[Some records]
########################################

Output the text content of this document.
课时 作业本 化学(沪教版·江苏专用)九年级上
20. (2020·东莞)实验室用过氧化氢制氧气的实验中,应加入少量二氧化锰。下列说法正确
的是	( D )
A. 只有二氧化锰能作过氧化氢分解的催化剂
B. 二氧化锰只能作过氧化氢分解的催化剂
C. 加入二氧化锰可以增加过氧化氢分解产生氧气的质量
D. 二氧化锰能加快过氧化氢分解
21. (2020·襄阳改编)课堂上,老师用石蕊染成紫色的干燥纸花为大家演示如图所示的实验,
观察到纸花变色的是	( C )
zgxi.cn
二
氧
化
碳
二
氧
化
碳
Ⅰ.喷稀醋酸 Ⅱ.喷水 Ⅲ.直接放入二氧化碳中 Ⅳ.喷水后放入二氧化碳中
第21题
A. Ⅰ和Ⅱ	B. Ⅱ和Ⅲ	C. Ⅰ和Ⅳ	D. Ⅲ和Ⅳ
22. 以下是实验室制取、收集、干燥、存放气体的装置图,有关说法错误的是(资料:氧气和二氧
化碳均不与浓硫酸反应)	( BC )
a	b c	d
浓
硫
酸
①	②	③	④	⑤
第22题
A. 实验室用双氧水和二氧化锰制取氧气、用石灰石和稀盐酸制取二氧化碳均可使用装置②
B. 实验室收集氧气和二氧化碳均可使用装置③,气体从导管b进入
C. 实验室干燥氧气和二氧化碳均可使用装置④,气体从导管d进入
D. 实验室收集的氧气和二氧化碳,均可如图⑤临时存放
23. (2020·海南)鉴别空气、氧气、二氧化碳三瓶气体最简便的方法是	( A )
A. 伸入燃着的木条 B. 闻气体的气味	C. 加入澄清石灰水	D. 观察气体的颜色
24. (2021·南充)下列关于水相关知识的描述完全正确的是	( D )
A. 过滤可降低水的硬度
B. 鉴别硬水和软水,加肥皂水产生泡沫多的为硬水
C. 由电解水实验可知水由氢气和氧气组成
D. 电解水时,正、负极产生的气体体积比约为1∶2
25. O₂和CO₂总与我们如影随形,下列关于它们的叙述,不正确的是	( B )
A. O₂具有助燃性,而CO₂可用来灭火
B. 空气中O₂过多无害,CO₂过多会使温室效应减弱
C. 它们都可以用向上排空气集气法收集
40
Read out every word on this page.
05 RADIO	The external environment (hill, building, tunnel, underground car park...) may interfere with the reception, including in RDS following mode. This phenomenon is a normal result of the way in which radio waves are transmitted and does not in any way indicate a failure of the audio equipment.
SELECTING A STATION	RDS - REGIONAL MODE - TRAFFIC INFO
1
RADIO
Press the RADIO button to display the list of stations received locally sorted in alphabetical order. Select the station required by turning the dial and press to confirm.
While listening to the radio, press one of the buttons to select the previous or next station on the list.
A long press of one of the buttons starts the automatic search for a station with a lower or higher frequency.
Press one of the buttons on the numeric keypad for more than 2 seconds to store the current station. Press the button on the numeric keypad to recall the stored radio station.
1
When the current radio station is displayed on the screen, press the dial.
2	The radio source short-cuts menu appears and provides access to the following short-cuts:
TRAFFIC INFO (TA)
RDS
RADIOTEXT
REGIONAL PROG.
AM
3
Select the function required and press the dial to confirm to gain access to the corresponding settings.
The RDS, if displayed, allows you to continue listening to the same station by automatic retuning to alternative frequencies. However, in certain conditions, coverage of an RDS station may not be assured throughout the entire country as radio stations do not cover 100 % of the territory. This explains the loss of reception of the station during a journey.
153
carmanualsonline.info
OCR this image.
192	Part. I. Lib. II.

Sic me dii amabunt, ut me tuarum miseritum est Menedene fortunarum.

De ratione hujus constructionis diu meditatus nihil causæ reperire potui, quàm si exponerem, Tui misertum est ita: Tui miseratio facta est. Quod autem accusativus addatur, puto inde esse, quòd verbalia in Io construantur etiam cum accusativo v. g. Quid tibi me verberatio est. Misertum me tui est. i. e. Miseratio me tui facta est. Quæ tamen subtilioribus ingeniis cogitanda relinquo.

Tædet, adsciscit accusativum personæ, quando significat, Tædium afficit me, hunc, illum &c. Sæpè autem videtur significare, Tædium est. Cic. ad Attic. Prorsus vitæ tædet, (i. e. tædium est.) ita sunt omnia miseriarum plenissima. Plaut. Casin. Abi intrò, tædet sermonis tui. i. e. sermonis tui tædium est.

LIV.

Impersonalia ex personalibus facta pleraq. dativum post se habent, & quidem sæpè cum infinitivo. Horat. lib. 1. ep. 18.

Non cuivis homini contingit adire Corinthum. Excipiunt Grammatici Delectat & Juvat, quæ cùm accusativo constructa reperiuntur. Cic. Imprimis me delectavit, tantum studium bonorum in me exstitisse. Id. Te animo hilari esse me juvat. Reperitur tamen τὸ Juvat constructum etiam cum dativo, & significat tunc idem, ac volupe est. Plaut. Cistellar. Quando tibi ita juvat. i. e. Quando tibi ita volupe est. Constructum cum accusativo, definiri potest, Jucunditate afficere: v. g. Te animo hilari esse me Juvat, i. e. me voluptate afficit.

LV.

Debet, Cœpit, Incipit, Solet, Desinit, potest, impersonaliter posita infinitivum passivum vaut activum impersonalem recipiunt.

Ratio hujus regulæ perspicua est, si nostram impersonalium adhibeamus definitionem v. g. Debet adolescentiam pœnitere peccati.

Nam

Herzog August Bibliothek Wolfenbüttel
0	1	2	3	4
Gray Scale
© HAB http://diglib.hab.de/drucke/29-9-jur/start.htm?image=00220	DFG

########################################

Pick out the lines that include the word "required" and write them out.

Press the RADIO button to display the list of stations received locally sorted in alphabetical order. Select the station required by turning the dial and press to confirm.
Select the function required and press the dial to confirm to gain access to the corresponding settings.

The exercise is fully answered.